**Data for processing:**

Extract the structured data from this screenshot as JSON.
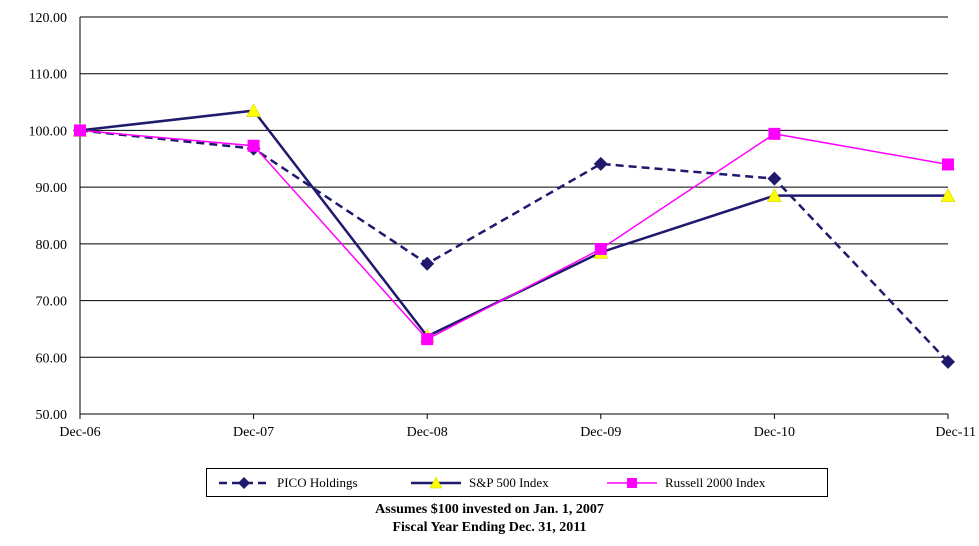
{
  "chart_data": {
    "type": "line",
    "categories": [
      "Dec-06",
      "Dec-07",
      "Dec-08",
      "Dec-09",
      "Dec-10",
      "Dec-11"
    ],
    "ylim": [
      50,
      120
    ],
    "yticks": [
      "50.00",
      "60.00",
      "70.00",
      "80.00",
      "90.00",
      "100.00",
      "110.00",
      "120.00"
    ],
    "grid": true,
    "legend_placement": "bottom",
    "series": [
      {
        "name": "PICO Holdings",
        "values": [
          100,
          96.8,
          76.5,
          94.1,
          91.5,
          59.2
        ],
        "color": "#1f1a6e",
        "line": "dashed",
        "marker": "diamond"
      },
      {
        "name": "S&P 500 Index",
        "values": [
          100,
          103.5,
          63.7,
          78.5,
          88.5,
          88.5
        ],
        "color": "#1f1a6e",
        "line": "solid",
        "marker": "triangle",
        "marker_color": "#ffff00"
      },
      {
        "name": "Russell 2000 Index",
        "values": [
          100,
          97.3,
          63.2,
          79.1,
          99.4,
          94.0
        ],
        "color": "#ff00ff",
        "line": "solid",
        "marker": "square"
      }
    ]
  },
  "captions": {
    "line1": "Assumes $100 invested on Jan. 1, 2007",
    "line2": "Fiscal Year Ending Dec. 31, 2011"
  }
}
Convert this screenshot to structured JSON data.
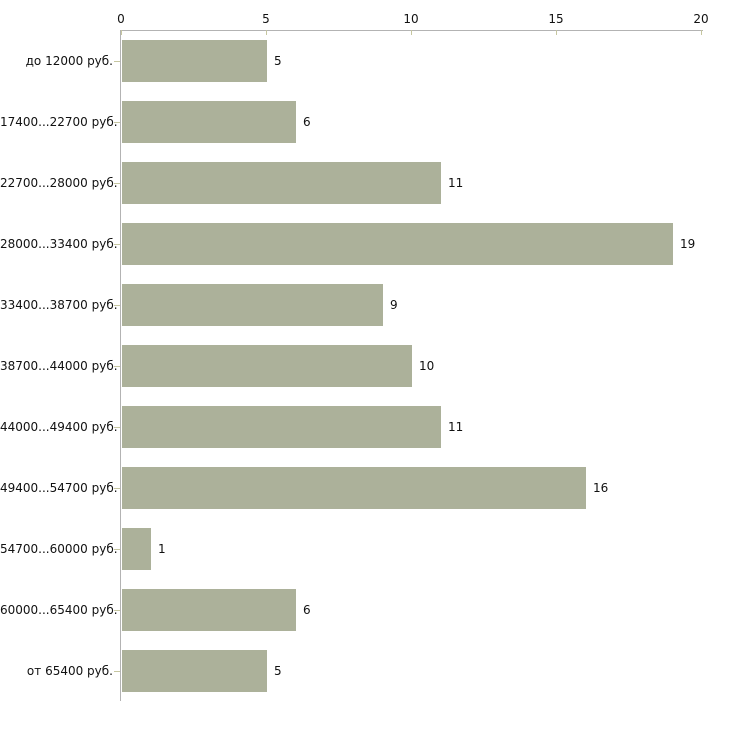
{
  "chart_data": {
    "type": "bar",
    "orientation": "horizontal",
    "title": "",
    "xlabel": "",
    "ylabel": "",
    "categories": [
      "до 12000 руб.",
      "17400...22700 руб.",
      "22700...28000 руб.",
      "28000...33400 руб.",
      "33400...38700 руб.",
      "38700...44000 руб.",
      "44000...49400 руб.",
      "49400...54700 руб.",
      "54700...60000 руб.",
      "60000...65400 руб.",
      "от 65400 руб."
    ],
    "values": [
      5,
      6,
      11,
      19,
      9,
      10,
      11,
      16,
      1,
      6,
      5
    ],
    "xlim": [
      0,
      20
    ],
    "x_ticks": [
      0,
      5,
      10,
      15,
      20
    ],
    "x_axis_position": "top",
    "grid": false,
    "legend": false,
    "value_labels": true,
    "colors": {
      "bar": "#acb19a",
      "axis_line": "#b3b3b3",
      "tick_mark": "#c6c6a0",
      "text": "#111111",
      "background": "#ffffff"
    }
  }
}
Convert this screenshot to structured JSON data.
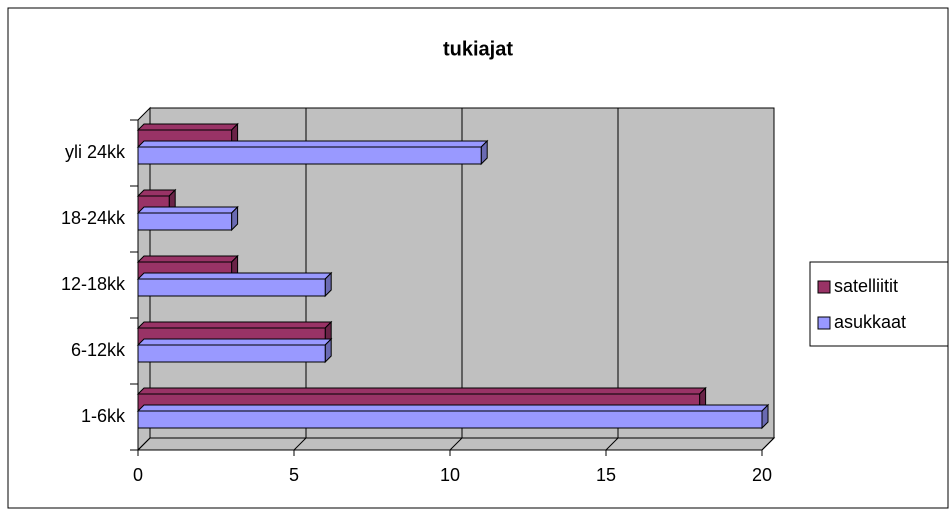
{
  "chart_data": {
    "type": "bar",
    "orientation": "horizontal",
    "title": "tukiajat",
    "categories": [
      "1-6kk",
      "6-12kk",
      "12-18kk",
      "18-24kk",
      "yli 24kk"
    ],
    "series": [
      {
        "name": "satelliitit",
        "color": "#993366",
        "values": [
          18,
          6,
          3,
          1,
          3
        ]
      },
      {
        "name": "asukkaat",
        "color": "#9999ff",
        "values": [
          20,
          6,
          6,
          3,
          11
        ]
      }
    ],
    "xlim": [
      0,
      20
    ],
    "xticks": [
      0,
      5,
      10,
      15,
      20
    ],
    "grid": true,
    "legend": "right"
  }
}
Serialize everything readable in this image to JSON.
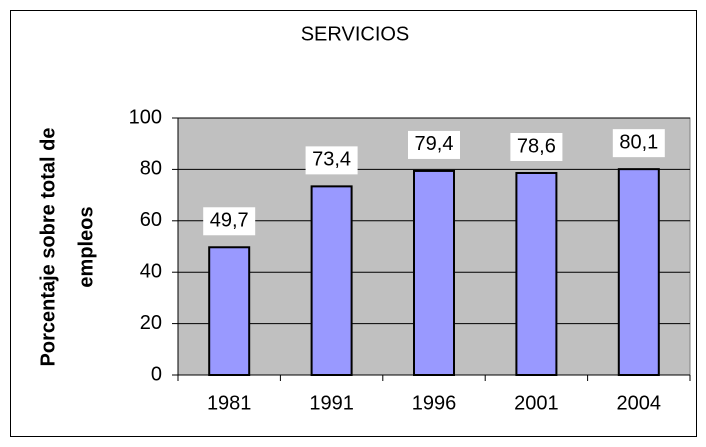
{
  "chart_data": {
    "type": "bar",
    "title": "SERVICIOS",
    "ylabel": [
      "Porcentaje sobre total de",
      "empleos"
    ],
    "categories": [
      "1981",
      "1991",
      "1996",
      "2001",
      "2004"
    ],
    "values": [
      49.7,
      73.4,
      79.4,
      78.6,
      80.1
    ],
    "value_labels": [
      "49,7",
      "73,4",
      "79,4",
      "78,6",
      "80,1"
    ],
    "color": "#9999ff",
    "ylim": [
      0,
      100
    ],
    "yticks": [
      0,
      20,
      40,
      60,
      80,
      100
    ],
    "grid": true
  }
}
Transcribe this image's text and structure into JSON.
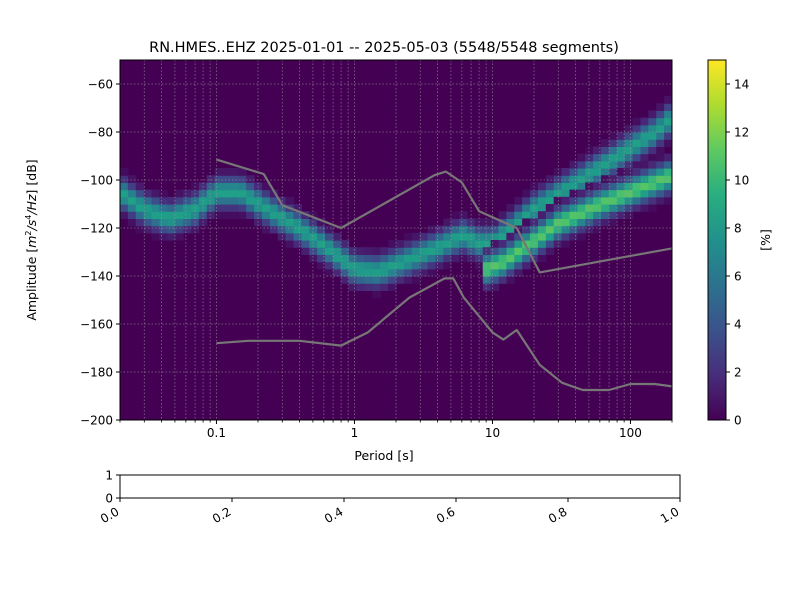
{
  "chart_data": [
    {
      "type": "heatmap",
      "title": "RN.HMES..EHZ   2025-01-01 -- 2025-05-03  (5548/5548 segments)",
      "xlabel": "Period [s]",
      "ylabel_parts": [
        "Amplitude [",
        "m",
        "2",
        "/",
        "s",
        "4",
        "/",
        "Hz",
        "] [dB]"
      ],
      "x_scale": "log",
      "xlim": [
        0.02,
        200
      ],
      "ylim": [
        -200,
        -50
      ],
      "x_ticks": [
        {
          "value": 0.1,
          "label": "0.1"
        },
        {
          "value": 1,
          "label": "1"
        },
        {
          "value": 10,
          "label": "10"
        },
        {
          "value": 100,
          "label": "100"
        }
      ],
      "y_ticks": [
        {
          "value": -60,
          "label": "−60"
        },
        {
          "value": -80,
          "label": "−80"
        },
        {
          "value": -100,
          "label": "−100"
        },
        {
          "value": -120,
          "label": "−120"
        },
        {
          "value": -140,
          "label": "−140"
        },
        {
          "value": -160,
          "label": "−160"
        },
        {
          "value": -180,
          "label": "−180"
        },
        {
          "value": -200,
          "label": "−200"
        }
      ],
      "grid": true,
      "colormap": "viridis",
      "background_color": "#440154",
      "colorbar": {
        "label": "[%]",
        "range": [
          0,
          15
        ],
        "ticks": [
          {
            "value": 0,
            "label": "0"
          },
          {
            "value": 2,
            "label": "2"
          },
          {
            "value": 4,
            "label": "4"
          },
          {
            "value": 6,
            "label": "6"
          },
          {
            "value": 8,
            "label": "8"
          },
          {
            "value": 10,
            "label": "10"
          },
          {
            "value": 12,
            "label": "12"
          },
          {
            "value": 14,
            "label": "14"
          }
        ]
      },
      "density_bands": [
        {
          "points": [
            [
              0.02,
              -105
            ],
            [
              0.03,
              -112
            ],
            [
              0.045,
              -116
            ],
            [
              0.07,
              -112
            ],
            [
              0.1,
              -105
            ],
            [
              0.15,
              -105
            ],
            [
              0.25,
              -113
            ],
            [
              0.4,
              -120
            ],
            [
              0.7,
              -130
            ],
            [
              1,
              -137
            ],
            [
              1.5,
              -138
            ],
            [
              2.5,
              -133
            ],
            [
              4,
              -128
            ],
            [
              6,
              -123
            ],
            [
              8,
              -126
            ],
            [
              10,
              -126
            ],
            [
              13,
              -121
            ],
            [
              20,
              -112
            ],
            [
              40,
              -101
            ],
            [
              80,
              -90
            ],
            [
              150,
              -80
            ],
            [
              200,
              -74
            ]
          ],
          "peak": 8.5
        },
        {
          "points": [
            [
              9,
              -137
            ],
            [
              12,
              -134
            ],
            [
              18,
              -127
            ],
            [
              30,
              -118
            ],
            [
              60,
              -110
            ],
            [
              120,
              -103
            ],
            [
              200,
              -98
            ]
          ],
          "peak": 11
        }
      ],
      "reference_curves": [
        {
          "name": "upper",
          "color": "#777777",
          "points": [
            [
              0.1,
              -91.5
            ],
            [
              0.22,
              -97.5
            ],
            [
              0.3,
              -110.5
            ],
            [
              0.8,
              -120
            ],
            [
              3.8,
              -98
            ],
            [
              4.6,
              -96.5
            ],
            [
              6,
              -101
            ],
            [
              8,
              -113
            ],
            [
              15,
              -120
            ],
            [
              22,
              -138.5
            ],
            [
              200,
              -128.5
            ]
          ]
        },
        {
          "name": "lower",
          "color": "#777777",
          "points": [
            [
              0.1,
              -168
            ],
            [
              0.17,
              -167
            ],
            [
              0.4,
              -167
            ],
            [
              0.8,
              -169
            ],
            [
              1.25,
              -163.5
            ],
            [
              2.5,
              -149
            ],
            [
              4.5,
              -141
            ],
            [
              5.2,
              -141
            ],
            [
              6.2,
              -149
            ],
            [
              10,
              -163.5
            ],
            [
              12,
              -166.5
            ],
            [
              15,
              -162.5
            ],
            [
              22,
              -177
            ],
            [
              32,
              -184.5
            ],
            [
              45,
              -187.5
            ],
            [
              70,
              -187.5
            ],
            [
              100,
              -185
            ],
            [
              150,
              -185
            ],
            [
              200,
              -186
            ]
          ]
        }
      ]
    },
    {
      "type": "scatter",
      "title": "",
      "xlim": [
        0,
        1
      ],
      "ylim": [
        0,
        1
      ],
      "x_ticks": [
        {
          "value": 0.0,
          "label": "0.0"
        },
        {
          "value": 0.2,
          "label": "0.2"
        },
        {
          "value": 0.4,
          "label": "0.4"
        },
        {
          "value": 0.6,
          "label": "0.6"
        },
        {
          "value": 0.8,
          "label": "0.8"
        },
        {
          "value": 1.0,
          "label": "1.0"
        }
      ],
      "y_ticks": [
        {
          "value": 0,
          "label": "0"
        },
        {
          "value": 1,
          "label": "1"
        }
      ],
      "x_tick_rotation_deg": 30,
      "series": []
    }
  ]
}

**What to produce:**
Each line in the entries above that includes the string "Index" should be extracted.

**Task answer:**
        "name": "S&P 500 Index",
        "name": "Russell 2000 Index",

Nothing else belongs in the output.